■ **The task**
Show every line that has the string "this" in it.

■ **Information shown**
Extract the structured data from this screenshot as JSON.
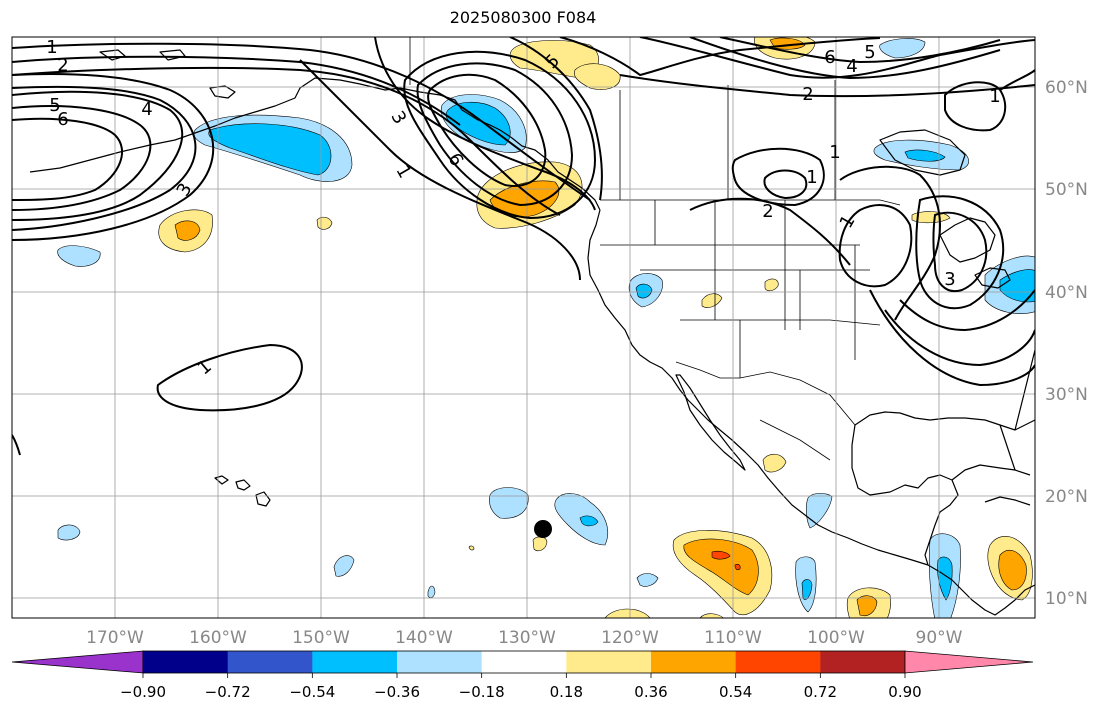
{
  "title": "2025080300 F084",
  "longitude_labels": [
    "170°W",
    "160°W",
    "150°W",
    "140°W",
    "130°W",
    "120°W",
    "110°W",
    "100°W",
    "90°W"
  ],
  "latitude_labels": [
    "60°N",
    "50°N",
    "40°N",
    "30°N",
    "20°N",
    "10°N"
  ],
  "contour_labels": [
    "1",
    "2",
    "3",
    "4",
    "5",
    "6"
  ],
  "colorbar": {
    "tick_labels": [
      "−0.90",
      "−0.72",
      "−0.54",
      "−0.36",
      "−0.18",
      "0.18",
      "0.36",
      "0.54",
      "0.72",
      "0.90"
    ],
    "under_color": "#9933cc",
    "over_color": "#ff88aa",
    "bins": [
      {
        "color": "#00008b"
      },
      {
        "color": "#3355cc"
      },
      {
        "color": "#00bfff"
      },
      {
        "color": "#aee0ff"
      },
      {
        "color": "#ffffff"
      },
      {
        "color": "#ffeb8c"
      },
      {
        "color": "#ffa500"
      },
      {
        "color": "#ff4500"
      },
      {
        "color": "#b22222"
      }
    ]
  },
  "colors": {
    "light_blue": "#aee0ff",
    "blue": "#00bfff",
    "yellow": "#ffeb8c",
    "orange": "#ffa500",
    "red": "#ff4500",
    "grid": "#999999",
    "contour": "#000000",
    "axis_label": "#888888"
  },
  "marker": {
    "type": "black-dot",
    "lon": -128.5,
    "lat": 16.8
  }
}
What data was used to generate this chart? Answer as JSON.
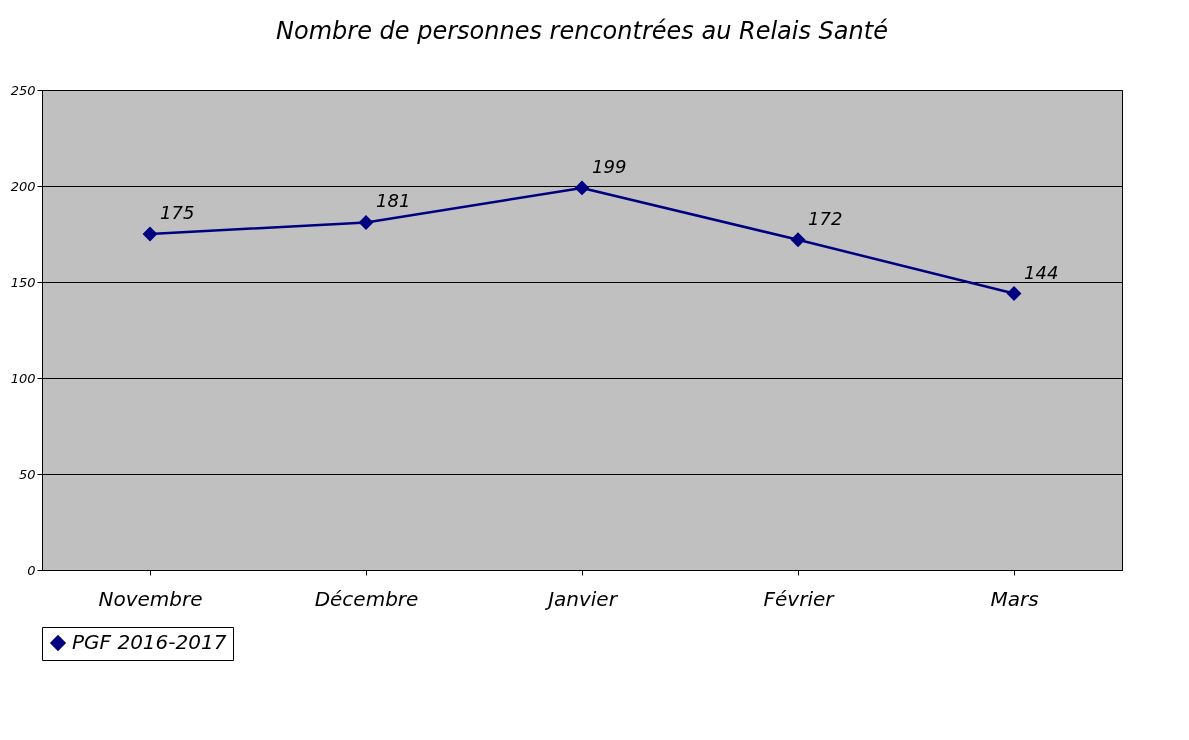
{
  "chart_data": {
    "type": "line",
    "title": "Nombre de personnes rencontrées au Relais Santé",
    "categories": [
      "Novembre",
      "Décembre",
      "Janvier",
      "Février",
      "Mars"
    ],
    "series": [
      {
        "name": "PGF 2016-2017",
        "color": "#000080",
        "values": [
          175,
          181,
          199,
          172,
          144
        ]
      }
    ],
    "ylim": [
      0,
      250
    ],
    "yticks": [
      0,
      50,
      100,
      150,
      200,
      250
    ],
    "grid": "y",
    "legend": "bottom",
    "marker": "diamond",
    "line_style": "solid",
    "data_labels": true
  }
}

■ **Answer in full**
Extract the structured data from this screenshot as JSON.
What data was used to generate this chart? Answer as JSON.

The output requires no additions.